Problem statement:
Where the word "Prevention" occurs in a line of the data, return the whole line.

Dataset records:
Segment Open
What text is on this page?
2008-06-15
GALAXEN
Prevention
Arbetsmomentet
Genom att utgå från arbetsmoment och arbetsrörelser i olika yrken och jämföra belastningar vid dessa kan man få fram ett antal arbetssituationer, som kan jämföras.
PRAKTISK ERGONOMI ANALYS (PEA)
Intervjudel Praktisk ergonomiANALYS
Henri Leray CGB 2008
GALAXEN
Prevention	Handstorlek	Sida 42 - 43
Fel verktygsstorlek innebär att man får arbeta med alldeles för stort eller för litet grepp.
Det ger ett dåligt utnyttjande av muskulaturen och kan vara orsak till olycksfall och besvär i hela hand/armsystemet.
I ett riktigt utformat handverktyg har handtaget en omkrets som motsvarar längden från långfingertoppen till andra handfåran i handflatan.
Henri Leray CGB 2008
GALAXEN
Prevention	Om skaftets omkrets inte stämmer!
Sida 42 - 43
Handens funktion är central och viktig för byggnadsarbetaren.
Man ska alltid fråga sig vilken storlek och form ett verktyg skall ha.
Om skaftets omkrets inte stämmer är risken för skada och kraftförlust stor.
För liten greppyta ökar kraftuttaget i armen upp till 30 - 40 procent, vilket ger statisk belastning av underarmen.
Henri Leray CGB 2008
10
Segment Closed
Finished exercise:
Prevention
Prevention	Handstorlek	Sida 42 - 43
Prevention	Om skaftets omkrets inte stämmer!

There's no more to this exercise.